### Written instruction a
Transcribe the cybersecurity passage below word for word, in its entirety.

Several years later, when Arce began working at Iconiq Capital, a private wealth management firm that counts some of the wealthiest tech entrepreneurs as clients and now manages over $100 billion in assets, she was startled by what she learned. Digital threats, in what seemed like a short time, had become much more numerous and grave.
“I got a crash course in security. I became fascinated with how little we knew about it and developed this core question: There are best practices that haven't been developed yet, and there has to be an opportunity to do this better,” Arce told Modus.

After a stint at Iconiq, Arce went on to work at three other single-family offices (she is currently the chief operating officer for one in the Bay Area), and she kept thinking about the cybersecurity conundrum.
Like Arce, Kasey Batterman came to appreciate cybersecurity through his employer, the security firm Concentric Advisors (whose founder began his career at Scotland Yard countering national security threats to the United Kingdom). When he first joined the company, Batterman handled physical security for clients. But as years passed, the importance of mitigating digital threats grew, and so did his interest in it. He eventually led the cybersecurity effort for a Concentric client, one of the wealthiest technology entrepreneurs in Seattle, formalized and headed the company’s cybersecurity offering, and then left it to join a single-family office in San Francisco.

### Written instruction b
Pick out each line of the records that includes the string "header", matching case exactly.

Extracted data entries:

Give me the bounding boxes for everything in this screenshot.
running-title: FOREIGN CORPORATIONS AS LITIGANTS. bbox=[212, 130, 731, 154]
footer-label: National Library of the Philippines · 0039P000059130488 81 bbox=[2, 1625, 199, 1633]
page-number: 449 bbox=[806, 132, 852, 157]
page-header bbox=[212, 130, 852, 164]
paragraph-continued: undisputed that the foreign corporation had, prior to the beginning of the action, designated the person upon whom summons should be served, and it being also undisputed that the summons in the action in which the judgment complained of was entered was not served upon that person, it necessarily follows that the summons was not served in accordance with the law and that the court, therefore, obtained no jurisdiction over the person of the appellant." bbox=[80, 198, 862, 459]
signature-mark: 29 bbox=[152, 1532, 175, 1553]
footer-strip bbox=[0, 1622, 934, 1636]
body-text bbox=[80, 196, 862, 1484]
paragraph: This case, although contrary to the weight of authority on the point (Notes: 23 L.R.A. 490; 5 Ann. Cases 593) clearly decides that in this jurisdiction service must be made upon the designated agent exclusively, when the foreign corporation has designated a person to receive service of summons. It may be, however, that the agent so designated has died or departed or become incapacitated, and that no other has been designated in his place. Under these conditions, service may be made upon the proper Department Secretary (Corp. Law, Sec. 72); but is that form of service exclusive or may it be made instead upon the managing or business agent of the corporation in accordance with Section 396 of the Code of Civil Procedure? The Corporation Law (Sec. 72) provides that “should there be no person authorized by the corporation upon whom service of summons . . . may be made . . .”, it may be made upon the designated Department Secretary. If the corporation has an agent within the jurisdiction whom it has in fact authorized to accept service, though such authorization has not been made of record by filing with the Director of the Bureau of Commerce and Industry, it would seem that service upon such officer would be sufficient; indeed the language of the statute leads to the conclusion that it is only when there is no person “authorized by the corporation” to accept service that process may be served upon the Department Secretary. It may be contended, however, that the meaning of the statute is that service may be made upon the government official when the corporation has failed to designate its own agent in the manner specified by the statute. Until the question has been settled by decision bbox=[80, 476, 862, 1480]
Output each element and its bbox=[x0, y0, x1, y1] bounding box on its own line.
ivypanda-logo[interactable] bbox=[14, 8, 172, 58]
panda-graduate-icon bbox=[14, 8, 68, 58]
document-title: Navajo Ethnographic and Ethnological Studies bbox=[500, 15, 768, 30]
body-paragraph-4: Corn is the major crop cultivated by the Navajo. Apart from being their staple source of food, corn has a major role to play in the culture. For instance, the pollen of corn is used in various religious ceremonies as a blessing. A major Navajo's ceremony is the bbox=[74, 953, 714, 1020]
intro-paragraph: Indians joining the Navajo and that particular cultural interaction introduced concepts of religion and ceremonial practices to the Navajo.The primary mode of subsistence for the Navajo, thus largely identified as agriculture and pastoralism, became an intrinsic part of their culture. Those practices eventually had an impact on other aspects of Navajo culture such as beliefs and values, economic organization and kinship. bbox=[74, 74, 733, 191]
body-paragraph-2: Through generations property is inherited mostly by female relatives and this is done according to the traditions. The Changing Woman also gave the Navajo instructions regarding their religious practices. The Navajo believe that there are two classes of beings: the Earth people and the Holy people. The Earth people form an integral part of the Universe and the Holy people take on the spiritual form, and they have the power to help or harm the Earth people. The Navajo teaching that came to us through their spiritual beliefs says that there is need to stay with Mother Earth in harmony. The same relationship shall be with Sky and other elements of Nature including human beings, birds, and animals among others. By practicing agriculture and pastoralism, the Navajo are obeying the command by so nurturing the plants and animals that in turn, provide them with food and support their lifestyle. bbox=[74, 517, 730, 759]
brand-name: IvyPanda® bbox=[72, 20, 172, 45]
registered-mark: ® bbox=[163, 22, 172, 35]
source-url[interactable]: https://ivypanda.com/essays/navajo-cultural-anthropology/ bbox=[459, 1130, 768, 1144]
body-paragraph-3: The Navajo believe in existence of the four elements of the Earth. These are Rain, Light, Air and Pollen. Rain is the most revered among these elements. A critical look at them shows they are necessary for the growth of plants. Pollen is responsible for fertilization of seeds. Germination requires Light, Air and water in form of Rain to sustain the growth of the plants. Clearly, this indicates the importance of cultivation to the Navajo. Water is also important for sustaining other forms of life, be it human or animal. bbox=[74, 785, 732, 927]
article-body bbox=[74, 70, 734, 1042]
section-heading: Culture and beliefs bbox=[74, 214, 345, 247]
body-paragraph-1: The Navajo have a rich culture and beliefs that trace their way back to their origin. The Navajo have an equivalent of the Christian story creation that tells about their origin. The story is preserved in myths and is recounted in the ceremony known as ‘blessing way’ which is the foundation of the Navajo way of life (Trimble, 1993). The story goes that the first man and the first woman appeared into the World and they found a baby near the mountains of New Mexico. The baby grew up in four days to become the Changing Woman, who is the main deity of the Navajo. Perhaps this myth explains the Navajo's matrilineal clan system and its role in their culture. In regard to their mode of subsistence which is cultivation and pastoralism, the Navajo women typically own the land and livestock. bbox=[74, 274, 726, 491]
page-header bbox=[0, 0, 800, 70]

### Task output a
Several years later, when Arce began working at Iconiq Capital, a private wealth management firm that counts some of the wealthiest tech entrepreneurs as clients and now manages over $100 billion in assets, she was startled by what she learned. Digital threats, in what seemed like a short time, had become much more numerous and grave.
“I got a crash course in security. I became fascinated with how little we knew about it and developed this core question: There are best practices that haven't been developed yet, and there has to be an opportunity to do this better,” Arce told Modus.

After a stint at Iconiq, Arce went on to work at three other single-family offices (she is currently the chief operating officer for one in the Bay Area), and she kept thinking about the cybersecurity conundrum.
Like Arce, Kasey Batterman came to appreciate cybersecurity through his employer, the security firm Concentric Advisors (whose founder began his career at Scotland Yard countering national security threats to the United Kingdom). When he first joined the company, Batterman handled physical security for clients. But as years passed, the importance of mitigating digital threats grew, and so did his interest in it. He eventually led the cybersecurity effort for a Concentric client, one of the wealthiest technology entrepreneurs in Seattle, formalized and headed the company’s cybersecurity offering, and then left it to join a single-family office in San Francisco.

### Task output b
page-header bbox=[212, 130, 852, 164]
page-header bbox=[0, 0, 800, 70]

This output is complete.